* Work to do:
Return every line of the material exactly.
** START OF Records to use **
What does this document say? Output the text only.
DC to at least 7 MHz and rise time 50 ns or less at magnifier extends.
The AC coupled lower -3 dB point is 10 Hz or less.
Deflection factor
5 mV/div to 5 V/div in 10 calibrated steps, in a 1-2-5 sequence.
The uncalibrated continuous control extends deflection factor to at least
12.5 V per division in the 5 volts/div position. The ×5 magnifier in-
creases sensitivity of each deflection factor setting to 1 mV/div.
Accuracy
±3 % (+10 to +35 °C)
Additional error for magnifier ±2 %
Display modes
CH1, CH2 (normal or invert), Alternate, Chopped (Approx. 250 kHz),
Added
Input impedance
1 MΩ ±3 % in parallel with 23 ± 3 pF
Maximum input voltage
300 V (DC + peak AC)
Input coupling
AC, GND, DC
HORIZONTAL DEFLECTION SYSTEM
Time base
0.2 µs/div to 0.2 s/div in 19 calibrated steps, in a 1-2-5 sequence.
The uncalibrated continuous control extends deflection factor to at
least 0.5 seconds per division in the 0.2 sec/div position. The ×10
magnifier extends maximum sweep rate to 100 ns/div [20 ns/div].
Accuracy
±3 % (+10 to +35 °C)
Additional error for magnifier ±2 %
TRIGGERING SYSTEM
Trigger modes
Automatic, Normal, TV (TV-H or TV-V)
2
** END OF Records to use **
* Correct result:
What does this document say? Output the text only.
DC to at least 7 MHz and rise time 50 ns or less at magnifier extends.
The AC coupled lower -3 dB point is 10 Hz or less.
Deflection factor
5 mV/div to 5 V/div in 10 calibrated steps, in a 1-2-5 sequence.
The uncalibrated continuous control extends deflection factor to at least
12.5 V per division in the 5 volts/div position. The ×5 magnifier in-
creases sensitivity of each deflection factor setting to 1 mV/div.
Accuracy
±3 % (+10 to +35 °C)
Additional error for magnifier ±2 %
Display modes
CH1, CH2 (normal or invert), Alternate, Chopped (Approx. 250 kHz),
Added
Input impedance
1 MΩ ±3 % in parallel with 23 ± 3 pF
Maximum input voltage
300 V (DC + peak AC)
Input coupling
AC, GND, DC
HORIZONTAL DEFLECTION SYSTEM
Time base
0.2 µs/div to 0.2 s/div in 19 calibrated steps, in a 1-2-5 sequence.
The uncalibrated continuous control extends deflection factor to at
least 0.5 seconds per division in the 0.2 sec/div position. The ×10
magnifier extends maximum sweep rate to 100 ns/div [20 ns/div].
Accuracy
±3 % (+10 to +35 °C)
Additional error for magnifier ±2 %
TRIGGERING SYSTEM
Trigger modes
Automatic, Normal, TV (TV-H or TV-V)
2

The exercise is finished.